**Records**
'''

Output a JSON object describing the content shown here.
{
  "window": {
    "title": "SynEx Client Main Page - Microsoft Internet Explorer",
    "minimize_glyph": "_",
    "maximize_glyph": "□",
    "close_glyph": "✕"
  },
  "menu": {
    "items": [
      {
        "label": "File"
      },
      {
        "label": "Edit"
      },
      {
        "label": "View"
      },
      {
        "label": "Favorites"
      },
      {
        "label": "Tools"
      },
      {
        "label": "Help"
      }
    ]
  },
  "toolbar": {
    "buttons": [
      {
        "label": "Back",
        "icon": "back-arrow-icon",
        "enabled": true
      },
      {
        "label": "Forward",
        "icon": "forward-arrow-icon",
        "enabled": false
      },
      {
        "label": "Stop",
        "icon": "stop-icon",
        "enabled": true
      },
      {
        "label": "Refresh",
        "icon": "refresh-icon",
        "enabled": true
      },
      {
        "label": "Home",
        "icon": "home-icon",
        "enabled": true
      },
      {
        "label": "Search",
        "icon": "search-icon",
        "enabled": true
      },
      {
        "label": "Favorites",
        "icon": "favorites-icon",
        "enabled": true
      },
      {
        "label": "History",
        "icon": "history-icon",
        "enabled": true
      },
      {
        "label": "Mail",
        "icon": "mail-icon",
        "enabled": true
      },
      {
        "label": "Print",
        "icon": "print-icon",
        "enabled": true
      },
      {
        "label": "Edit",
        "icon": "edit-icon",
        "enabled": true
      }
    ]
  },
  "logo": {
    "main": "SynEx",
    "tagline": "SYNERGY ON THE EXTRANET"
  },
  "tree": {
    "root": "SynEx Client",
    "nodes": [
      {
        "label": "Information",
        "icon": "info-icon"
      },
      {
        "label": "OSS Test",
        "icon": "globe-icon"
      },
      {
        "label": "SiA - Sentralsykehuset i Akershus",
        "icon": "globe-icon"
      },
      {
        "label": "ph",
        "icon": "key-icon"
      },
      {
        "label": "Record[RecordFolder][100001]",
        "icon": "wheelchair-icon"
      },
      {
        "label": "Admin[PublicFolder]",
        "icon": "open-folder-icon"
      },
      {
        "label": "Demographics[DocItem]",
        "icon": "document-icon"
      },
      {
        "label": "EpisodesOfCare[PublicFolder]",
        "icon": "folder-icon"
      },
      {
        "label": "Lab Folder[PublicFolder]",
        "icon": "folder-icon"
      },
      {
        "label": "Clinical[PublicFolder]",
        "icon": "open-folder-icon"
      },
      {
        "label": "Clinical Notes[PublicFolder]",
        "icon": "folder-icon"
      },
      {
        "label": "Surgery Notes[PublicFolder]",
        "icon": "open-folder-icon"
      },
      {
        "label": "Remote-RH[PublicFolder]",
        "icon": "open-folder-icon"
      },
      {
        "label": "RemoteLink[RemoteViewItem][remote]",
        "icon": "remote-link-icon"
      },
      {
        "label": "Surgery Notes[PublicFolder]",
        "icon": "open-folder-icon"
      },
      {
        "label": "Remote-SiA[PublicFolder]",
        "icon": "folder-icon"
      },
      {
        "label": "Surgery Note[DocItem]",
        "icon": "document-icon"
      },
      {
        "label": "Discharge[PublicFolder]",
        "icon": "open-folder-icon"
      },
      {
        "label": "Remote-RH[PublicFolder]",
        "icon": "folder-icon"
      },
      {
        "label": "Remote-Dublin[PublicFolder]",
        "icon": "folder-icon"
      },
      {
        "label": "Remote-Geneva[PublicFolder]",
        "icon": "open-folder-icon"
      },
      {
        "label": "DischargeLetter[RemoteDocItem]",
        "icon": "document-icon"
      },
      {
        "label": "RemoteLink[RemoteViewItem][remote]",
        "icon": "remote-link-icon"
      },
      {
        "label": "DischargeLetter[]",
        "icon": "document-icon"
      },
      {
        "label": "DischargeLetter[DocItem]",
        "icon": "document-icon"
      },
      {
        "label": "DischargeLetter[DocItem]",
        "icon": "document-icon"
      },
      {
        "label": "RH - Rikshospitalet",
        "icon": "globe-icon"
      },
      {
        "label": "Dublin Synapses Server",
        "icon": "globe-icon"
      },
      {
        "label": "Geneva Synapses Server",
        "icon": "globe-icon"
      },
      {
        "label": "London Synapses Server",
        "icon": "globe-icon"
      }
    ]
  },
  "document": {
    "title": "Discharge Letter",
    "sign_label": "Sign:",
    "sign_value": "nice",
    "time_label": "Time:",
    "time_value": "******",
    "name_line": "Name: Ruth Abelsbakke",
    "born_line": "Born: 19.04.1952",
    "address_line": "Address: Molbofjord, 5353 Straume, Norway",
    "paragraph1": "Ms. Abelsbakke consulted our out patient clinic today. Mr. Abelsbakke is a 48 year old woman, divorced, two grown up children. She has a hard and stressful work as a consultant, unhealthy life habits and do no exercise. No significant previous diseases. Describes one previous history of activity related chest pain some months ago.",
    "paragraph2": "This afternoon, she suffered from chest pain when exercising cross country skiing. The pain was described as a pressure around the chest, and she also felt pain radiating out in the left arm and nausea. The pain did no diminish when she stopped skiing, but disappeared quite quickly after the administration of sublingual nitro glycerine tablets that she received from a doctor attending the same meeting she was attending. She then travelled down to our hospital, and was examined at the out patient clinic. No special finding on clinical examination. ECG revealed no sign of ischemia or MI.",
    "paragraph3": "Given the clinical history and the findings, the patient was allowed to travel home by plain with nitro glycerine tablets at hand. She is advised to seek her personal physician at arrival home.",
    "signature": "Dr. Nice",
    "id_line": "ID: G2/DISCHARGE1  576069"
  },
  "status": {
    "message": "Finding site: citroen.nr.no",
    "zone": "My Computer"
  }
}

'''

**DESCRIPTION OF THE TASK**
Extract the complete listing above, reproducing each line exactly.

**OUTPUT OF THE EXERCISE**
Output a JSON object describing the content shown here.
{
  "window": {
    "title": "SynEx Client Main Page - Microsoft Internet Explorer",
    "minimize_glyph": "_",
    "maximize_glyph": "□",
    "close_glyph": "✕"
  },
  "menu": {
    "items": [
      {
        "label": "File"
      },
      {
        "label": "Edit"
      },
      {
        "label": "View"
      },
      {
        "label": "Favorites"
      },
      {
        "label": "Tools"
      },
      {
        "label": "Help"
      }
    ]
  },
  "toolbar": {
    "buttons": [
      {
        "label": "Back",
        "icon": "back-arrow-icon",
        "enabled": true
      },
      {
        "label": "Forward",
        "icon": "forward-arrow-icon",
        "enabled": false
      },
      {
        "label": "Stop",
        "icon": "stop-icon",
        "enabled": true
      },
      {
        "label": "Refresh",
        "icon": "refresh-icon",
        "enabled": true
      },
      {
        "label": "Home",
        "icon": "home-icon",
        "enabled": true
      },
      {
        "label": "Search",
        "icon": "search-icon",
        "enabled": true
      },
      {
        "label": "Favorites",
        "icon": "favorites-icon",
        "enabled": true
      },
      {
        "label": "History",
        "icon": "history-icon",
        "enabled": true
      },
      {
        "label": "Mail",
        "icon": "mail-icon",
        "enabled": true
      },
      {
        "label": "Print",
        "icon": "print-icon",
        "enabled": true
      },
      {
        "label": "Edit",
        "icon": "edit-icon",
        "enabled": true
      }
    ]
  },
  "logo": {
    "main": "SynEx",
    "tagline": "SYNERGY ON THE EXTRANET"
  },
  "tree": {
    "root": "SynEx Client",
    "nodes": [
      {
        "label": "Information",
        "icon": "info-icon"
      },
      {
        "label": "OSS Test",
        "icon": "globe-icon"
      },
      {
        "label": "SiA - Sentralsykehuset i Akershus",
        "icon": "globe-icon"
      },
      {
        "label": "ph",
        "icon": "key-icon"
      },
      {
        "label": "Record[RecordFolder][100001]",
        "icon": "wheelchair-icon"
      },
      {
        "label": "Admin[PublicFolder]",
        "icon": "open-folder-icon"
      },
      {
        "label": "Demographics[DocItem]",
        "icon": "document-icon"
      },
      {
        "label": "EpisodesOfCare[PublicFolder]",
        "icon": "folder-icon"
      },
      {
        "label": "Lab Folder[PublicFolder]",
        "icon": "folder-icon"
      },
      {
        "label": "Clinical[PublicFolder]",
        "icon": "open-folder-icon"
      },
      {
        "label": "Clinical Notes[PublicFolder]",
        "icon": "folder-icon"
      },
      {
        "label": "Surgery Notes[PublicFolder]",
        "icon": "open-folder-icon"
      },
      {
        "label": "Remote-RH[PublicFolder]",
        "icon": "open-folder-icon"
      },
      {
        "label": "RemoteLink[RemoteViewItem][remote]",
        "icon": "remote-link-icon"
      },
      {
        "label": "Surgery Notes[PublicFolder]",
        "icon": "open-folder-icon"
      },
      {
        "label": "Remote-SiA[PublicFolder]",
        "icon": "folder-icon"
      },
      {
        "label": "Surgery Note[DocItem]",
        "icon": "document-icon"
      },
      {
        "label": "Discharge[PublicFolder]",
        "icon": "open-folder-icon"
      },
      {
        "label": "Remote-RH[PublicFolder]",
        "icon": "folder-icon"
      },
      {
        "label": "Remote-Dublin[PublicFolder]",
        "icon": "folder-icon"
      },
      {
        "label": "Remote-Geneva[PublicFolder]",
        "icon": "open-folder-icon"
      },
      {
        "label": "DischargeLetter[RemoteDocItem]",
        "icon": "document-icon"
      },
      {
        "label": "RemoteLink[RemoteViewItem][remote]",
        "icon": "remote-link-icon"
      },
      {
        "label": "DischargeLetter[]",
        "icon": "document-icon"
      },
      {
        "label": "DischargeLetter[DocItem]",
        "icon": "document-icon"
      },
      {
        "label": "DischargeLetter[DocItem]",
        "icon": "document-icon"
      },
      {
        "label": "RH - Rikshospitalet",
        "icon": "globe-icon"
      },
      {
        "label": "Dublin Synapses Server",
        "icon": "globe-icon"
      },
      {
        "label": "Geneva Synapses Server",
        "icon": "globe-icon"
      },
      {
        "label": "London Synapses Server",
        "icon": "globe-icon"
      }
    ]
  },
  "document": {
    "title": "Discharge Letter",
    "sign_label": "Sign:",
    "sign_value": "nice",
    "time_label": "Time:",
    "time_value": "******",
    "name_line": "Name: Ruth Abelsbakke",
    "born_line": "Born: 19.04.1952",
    "address_line": "Address: Molbofjord, 5353 Straume, Norway",
    "paragraph1": "Ms. Abelsbakke consulted our out patient clinic today. Mr. Abelsbakke is a 48 year old woman, divorced, two grown up children. She has a hard and stressful work as a consultant, unhealthy life habits and do no exercise. No significant previous diseases. Describes one previous history of activity related chest pain some months ago.",
    "paragraph2": "This afternoon, she suffered from chest pain when exercising cross country skiing. The pain was described as a pressure around the chest, and she also felt pain radiating out in the left arm and nausea. The pain did no diminish when she stopped skiing, but disappeared quite quickly after the administration of sublingual nitro glycerine tablets that she received from a doctor attending the same meeting she was attending. She then travelled down to our hospital, and was examined at the out patient clinic. No special finding on clinical examination. ECG revealed no sign of ischemia or MI.",
    "paragraph3": "Given the clinical history and the findings, the patient was allowed to travel home by plain with nitro glycerine tablets at hand. She is advised to seek her personal physician at arrival home.",
    "signature": "Dr. Nice",
    "id_line": "ID: G2/DISCHARGE1  576069"
  },
  "status": {
    "message": "Finding site: citroen.nr.no",
    "zone": "My Computer"
  }
}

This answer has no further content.